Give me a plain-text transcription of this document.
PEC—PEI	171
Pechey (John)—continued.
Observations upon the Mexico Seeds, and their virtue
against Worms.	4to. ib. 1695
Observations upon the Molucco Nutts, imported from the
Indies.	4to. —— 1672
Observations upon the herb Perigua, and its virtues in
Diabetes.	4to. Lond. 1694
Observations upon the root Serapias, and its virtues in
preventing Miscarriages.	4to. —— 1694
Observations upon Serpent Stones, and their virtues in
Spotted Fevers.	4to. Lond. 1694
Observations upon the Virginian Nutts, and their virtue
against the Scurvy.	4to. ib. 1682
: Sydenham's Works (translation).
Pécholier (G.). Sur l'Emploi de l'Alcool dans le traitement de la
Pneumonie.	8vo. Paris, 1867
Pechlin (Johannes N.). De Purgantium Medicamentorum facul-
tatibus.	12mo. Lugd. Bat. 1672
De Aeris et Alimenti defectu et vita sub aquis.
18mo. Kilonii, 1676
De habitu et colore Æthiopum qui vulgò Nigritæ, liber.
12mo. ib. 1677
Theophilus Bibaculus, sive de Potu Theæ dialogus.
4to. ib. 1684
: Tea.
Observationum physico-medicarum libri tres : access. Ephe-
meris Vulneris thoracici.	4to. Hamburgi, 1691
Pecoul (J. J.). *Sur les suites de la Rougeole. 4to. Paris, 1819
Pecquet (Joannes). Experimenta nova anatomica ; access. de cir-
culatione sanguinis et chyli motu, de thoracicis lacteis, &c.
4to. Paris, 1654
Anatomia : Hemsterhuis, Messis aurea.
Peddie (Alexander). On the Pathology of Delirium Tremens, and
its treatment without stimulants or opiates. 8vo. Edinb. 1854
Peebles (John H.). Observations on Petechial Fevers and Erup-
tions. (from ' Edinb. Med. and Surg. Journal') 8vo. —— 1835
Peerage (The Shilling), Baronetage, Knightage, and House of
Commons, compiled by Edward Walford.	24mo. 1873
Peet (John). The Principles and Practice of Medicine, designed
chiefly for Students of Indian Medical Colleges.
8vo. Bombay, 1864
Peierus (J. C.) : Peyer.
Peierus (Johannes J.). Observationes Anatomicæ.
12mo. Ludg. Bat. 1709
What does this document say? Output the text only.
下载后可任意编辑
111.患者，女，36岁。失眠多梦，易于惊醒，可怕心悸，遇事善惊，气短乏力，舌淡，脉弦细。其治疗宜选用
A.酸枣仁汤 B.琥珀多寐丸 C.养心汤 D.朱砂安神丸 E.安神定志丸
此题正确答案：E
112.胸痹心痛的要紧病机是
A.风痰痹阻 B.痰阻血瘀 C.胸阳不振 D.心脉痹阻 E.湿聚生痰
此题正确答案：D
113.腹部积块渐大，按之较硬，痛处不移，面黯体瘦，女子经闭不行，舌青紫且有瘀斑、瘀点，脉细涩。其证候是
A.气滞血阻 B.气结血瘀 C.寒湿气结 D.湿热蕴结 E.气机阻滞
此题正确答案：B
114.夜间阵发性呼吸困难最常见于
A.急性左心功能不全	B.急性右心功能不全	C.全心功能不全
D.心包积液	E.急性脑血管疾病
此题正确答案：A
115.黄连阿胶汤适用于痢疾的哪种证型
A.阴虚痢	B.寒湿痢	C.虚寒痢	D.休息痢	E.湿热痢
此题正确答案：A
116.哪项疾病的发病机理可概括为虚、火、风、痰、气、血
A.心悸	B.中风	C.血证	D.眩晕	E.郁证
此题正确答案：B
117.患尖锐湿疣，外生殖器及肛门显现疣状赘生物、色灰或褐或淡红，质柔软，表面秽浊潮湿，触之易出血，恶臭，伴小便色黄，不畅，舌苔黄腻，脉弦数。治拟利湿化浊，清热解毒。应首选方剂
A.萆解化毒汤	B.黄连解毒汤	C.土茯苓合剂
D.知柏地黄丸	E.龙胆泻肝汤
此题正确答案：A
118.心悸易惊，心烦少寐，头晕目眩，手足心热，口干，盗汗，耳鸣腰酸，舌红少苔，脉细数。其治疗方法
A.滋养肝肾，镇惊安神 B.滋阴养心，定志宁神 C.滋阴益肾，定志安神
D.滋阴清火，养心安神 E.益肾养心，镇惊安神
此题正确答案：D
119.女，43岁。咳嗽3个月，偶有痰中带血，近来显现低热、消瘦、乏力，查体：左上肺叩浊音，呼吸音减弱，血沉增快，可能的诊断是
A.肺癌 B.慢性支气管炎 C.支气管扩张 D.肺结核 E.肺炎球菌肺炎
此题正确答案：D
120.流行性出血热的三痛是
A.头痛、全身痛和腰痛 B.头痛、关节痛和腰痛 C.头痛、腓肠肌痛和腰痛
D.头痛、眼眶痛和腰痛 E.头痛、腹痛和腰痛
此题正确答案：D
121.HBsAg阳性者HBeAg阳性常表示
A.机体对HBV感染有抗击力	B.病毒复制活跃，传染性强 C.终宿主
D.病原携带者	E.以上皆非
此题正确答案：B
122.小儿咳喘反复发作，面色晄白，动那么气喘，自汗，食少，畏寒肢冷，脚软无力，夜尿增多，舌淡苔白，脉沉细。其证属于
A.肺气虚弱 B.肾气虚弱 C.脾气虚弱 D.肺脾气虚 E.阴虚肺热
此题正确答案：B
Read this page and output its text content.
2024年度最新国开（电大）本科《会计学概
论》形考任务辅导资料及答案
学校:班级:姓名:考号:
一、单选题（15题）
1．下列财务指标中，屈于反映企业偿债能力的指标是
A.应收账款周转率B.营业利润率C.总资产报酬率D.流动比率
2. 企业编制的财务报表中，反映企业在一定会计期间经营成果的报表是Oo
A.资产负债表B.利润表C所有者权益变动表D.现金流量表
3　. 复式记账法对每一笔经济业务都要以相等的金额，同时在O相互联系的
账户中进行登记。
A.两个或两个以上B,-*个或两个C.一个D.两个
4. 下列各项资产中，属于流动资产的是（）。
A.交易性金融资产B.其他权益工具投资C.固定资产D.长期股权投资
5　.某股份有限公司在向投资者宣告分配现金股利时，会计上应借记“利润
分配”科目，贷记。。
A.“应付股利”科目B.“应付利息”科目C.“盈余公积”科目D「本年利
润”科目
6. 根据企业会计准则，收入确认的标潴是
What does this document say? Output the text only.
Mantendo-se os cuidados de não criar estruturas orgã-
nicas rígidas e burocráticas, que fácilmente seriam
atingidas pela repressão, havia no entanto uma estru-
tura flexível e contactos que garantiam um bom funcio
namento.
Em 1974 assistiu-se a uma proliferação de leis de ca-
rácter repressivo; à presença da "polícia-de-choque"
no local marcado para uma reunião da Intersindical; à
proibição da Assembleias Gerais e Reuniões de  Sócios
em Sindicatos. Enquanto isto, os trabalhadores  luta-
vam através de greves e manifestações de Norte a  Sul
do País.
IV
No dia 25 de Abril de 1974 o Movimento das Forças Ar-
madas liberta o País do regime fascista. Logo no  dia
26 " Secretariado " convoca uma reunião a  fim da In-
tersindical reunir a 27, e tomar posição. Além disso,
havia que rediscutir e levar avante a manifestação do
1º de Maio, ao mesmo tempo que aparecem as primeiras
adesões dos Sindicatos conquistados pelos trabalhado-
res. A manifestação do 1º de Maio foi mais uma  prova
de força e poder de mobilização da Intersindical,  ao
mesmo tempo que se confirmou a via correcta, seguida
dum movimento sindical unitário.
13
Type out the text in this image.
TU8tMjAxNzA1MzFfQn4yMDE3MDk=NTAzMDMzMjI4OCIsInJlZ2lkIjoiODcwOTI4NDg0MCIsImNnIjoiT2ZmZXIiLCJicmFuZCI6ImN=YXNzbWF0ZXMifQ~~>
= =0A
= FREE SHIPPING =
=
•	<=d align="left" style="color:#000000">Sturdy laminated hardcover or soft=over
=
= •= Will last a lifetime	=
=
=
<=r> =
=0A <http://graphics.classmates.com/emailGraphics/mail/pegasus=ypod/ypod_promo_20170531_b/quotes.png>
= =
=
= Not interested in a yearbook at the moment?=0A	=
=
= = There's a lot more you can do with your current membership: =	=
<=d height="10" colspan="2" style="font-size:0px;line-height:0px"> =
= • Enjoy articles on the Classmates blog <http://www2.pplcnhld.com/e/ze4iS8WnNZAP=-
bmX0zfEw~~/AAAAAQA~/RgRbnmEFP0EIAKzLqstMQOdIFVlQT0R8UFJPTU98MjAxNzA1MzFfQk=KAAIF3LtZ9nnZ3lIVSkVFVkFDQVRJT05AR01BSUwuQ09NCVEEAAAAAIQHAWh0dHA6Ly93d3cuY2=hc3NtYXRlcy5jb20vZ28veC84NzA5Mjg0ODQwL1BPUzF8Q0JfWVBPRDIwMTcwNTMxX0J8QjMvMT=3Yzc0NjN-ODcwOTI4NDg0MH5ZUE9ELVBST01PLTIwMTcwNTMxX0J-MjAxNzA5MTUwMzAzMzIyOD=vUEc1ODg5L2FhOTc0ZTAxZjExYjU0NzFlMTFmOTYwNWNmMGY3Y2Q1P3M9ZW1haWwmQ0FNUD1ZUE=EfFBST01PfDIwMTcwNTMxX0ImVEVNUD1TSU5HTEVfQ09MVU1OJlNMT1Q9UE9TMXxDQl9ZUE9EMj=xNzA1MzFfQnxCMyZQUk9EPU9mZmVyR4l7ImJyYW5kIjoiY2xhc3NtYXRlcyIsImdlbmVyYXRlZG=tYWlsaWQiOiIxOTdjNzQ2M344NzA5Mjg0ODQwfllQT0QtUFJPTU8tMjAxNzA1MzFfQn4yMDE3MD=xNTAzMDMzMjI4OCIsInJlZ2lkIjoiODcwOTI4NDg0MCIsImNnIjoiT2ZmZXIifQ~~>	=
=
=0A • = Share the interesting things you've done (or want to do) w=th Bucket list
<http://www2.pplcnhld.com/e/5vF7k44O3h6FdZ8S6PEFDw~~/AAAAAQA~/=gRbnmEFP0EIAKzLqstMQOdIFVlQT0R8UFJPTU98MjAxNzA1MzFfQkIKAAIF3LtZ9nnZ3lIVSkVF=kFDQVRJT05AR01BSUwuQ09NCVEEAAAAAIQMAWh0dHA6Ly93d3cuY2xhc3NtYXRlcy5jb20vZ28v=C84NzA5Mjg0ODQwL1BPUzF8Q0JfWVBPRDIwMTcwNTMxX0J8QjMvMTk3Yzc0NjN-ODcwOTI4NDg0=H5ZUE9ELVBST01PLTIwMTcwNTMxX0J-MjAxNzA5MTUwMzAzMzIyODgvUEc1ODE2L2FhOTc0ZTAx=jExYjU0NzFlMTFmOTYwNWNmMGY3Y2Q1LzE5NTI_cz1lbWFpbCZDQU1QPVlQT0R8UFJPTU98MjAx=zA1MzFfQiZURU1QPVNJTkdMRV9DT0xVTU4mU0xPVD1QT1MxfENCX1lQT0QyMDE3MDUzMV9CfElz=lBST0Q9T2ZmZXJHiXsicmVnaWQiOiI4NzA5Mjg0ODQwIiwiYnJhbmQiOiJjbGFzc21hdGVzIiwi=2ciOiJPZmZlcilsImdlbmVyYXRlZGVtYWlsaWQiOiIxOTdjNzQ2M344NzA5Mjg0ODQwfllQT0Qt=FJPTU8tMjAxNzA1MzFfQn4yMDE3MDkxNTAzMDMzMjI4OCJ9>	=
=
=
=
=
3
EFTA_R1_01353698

» EXERCISE OBJECTIVE: Take the line that contains "Type out the text in this image." and every line after it through the end of the listing above, and repeat them exactly.

» RESULT BELOW:
Type out the text in this image.
TU8tMjAxNzA1MzFfQn4yMDE3MDk=NTAzMDMzMjI4OCIsInJlZ2lkIjoiODcwOTI4NDg0MCIsImNnIjoiT2ZmZXIiLCJicmFuZCI6ImN=YXNzbWF0ZXMifQ~~>
= =0A
= FREE SHIPPING =
=
•	<=d align="left" style="color:#000000">Sturdy laminated hardcover or soft=over
=
= •= Will last a lifetime	=
=
=
<=r> =
=0A <http://graphics.classmates.com/emailGraphics/mail/pegasus=ypod/ypod_promo_20170531_b/quotes.png>
= =
=
= Not interested in a yearbook at the moment?=0A	=
=
= = There's a lot more you can do with your current membership: =	=
<=d height="10" colspan="2" style="font-size:0px;line-height:0px"> =
= • Enjoy articles on the Classmates blog <http://www2.pplcnhld.com/e/ze4iS8WnNZAP=-
bmX0zfEw~~/AAAAAQA~/RgRbnmEFP0EIAKzLqstMQOdIFVlQT0R8UFJPTU98MjAxNzA1MzFfQk=KAAIF3LtZ9nnZ3lIVSkVFVkFDQVRJT05AR01BSUwuQ09NCVEEAAAAAIQHAWh0dHA6Ly93d3cuY2=hc3NtYXRlcy5jb20vZ28veC84NzA5Mjg0ODQwL1BPUzF8Q0JfWVBPRDIwMTcwNTMxX0J8QjMvMT=3Yzc0NjN-ODcwOTI4NDg0MH5ZUE9ELVBST01PLTIwMTcwNTMxX0J-MjAxNzA5MTUwMzAzMzIyOD=vUEc1ODg5L2FhOTc0ZTAxZjExYjU0NzFlMTFmOTYwNWNmMGY3Y2Q1P3M9ZW1haWwmQ0FNUD1ZUE=EfFBST01PfDIwMTcwNTMxX0ImVEVNUD1TSU5HTEVfQ09MVU1OJlNMT1Q9UE9TMXxDQl9ZUE9EMj=xNzA1MzFfQnxCMyZQUk9EPU9mZmVyR4l7ImJyYW5kIjoiY2xhc3NtYXRlcyIsImdlbmVyYXRlZG=tYWlsaWQiOiIxOTdjNzQ2M344NzA5Mjg0ODQwfllQT0QtUFJPTU8tMjAxNzA1MzFfQn4yMDE3MD=xNTAzMDMzMjI4OCIsInJlZ2lkIjoiODcwOTI4NDg0MCIsImNnIjoiT2ZmZXIifQ~~>	=
=
=0A • = Share the interesting things you've done (or want to do) w=th Bucket list
<http://www2.pplcnhld.com/e/5vF7k44O3h6FdZ8S6PEFDw~~/AAAAAQA~/=gRbnmEFP0EIAKzLqstMQOdIFVlQT0R8UFJPTU98MjAxNzA1MzFfQkIKAAIF3LtZ9nnZ3lIVSkVF=kFDQVRJT05AR01BSUwuQ09NCVEEAAAAAIQMAWh0dHA6Ly93d3cuY2xhc3NtYXRlcy5jb20vZ28v=C84NzA5Mjg0ODQwL1BPUzF8Q0JfWVBPRDIwMTcwNTMxX0J8QjMvMTk3Yzc0NjN-ODcwOTI4NDg0=H5ZUE9ELVBST01PLTIwMTcwNTMxX0J-MjAxNzA5MTUwMzAzMzIyODgvUEc1ODE2L2FhOTc0ZTAx=jExYjU0NzFlMTFmOTYwNWNmMGY3Y2Q1LzE5NTI_cz1lbWFpbCZDQU1QPVlQT0R8UFJPTU98MjAx=zA1MzFfQiZURU1QPVNJTkdMRV9DT0xVTU4mU0xPVD1QT1MxfENCX1lQT0QyMDE3MDUzMV9CfElz=lBST0Q9T2ZmZXJHiXsicmVnaWQiOiI4NzA5Mjg0ODQwIiwiYnJhbmQiOiJjbGFzc21hdGVzIiwi=2ciOiJPZmZlcilsImdlbmVyYXRlZGVtYWlsaWQiOiIxOTdjNzQ2M344NzA5Mjg0ODQwfllQT0Qt=FJPTU8tMjAxNzA1MzFfQn4yMDE3MDkxNTAzMDMzMjI4OCJ9>	=
=
=
=
=
3
EFTA_R1_01353698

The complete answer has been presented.